[begin GIVEN DATA]
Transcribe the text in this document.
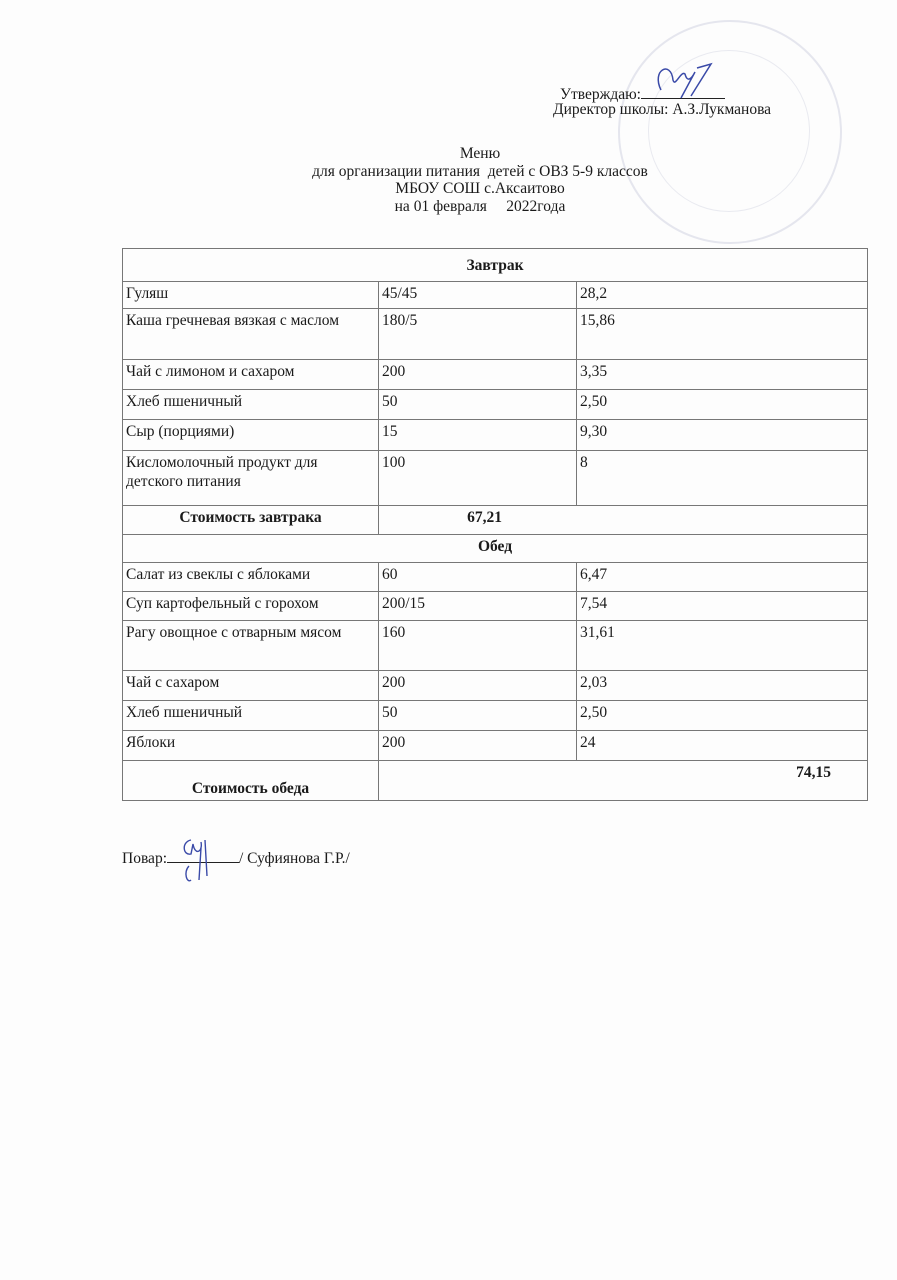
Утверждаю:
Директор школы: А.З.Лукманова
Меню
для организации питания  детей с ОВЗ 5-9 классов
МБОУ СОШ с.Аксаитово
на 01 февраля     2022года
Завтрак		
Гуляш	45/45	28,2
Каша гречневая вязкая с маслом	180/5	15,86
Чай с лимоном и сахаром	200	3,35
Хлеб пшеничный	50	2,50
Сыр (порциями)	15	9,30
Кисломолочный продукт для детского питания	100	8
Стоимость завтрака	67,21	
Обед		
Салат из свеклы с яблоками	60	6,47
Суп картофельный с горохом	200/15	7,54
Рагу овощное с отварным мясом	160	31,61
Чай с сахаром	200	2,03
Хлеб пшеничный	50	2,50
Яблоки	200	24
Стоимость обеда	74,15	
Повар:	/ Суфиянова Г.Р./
[end GIVEN DATA]
**EXERCISE**
Identify the lines that hold the word "питания". Copy every one of them.

**SOLVED EXERCISE**
для организации питания  детей с ОВЗ 5-9 классов
Кисломолочный продукт для детского питания	100	8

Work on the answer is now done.